(What is expected): Will you extract the entries word for word? Images should not appear in the copy.

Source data
----
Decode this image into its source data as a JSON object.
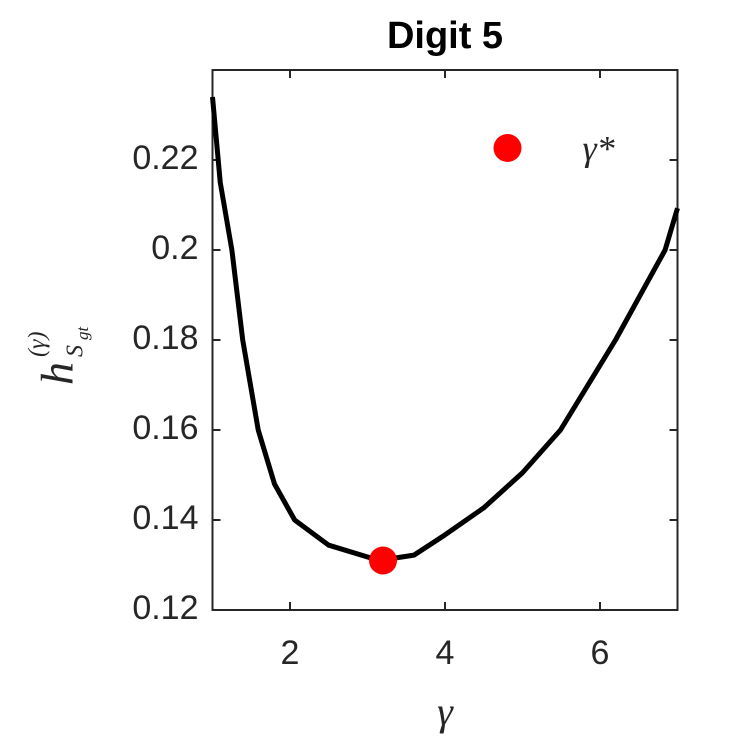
{
  "chart_data": {
    "type": "line",
    "title": "Digit 5",
    "xlabel": "γ",
    "ylabel": {
      "base": "h",
      "sup": "(γ)",
      "sub": "S",
      "subsub": "gt"
    },
    "x": [
      1,
      1.1,
      1.25,
      1.39,
      1.59,
      1.8,
      2.06,
      2.5,
      3.15,
      3.6,
      4,
      4.5,
      5,
      5.49,
      6.2,
      6.84,
      7
    ],
    "series": [
      {
        "color": "#000000",
        "values": [
          0.234,
          0.215,
          0.2,
          0.18,
          0.16,
          0.148,
          0.14,
          0.1344,
          0.131,
          0.1322,
          0.1367,
          0.1427,
          0.1505,
          0.16,
          0.18,
          0.2,
          0.2093
        ]
      }
    ],
    "markers": {
      "name": "γ*",
      "color": "#ff0000",
      "x": [
        3.2
      ],
      "values": [
        0.131
      ]
    },
    "legend": "northeast",
    "xlim": [
      1,
      7
    ],
    "xticks": [
      2,
      4,
      6
    ],
    "ylim": [
      0.12,
      0.24
    ],
    "yticks": [
      0.12,
      0.14,
      0.16,
      0.18,
      0.2,
      0.22
    ]
  }
}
----
(Full solution):
Decode this image into its source data as a JSON object.
{
  "chart_data": {
    "type": "line",
    "title": "Digit 5",
    "xlabel": "γ",
    "ylabel": {
      "base": "h",
      "sup": "(γ)",
      "sub": "S",
      "subsub": "gt"
    },
    "x": [
      1,
      1.1,
      1.25,
      1.39,
      1.59,
      1.8,
      2.06,
      2.5,
      3.15,
      3.6,
      4,
      4.5,
      5,
      5.49,
      6.2,
      6.84,
      7
    ],
    "series": [
      {
        "color": "#000000",
        "values": [
          0.234,
          0.215,
          0.2,
          0.18,
          0.16,
          0.148,
          0.14,
          0.1344,
          0.131,
          0.1322,
          0.1367,
          0.1427,
          0.1505,
          0.16,
          0.18,
          0.2,
          0.2093
        ]
      }
    ],
    "markers": {
      "name": "γ*",
      "color": "#ff0000",
      "x": [
        3.2
      ],
      "values": [
        0.131
      ]
    },
    "legend": "northeast",
    "xlim": [
      1,
      7
    ],
    "xticks": [
      2,
      4,
      6
    ],
    "ylim": [
      0.12,
      0.24
    ],
    "yticks": [
      0.12,
      0.14,
      0.16,
      0.18,
      0.2,
      0.22
    ]
  }
}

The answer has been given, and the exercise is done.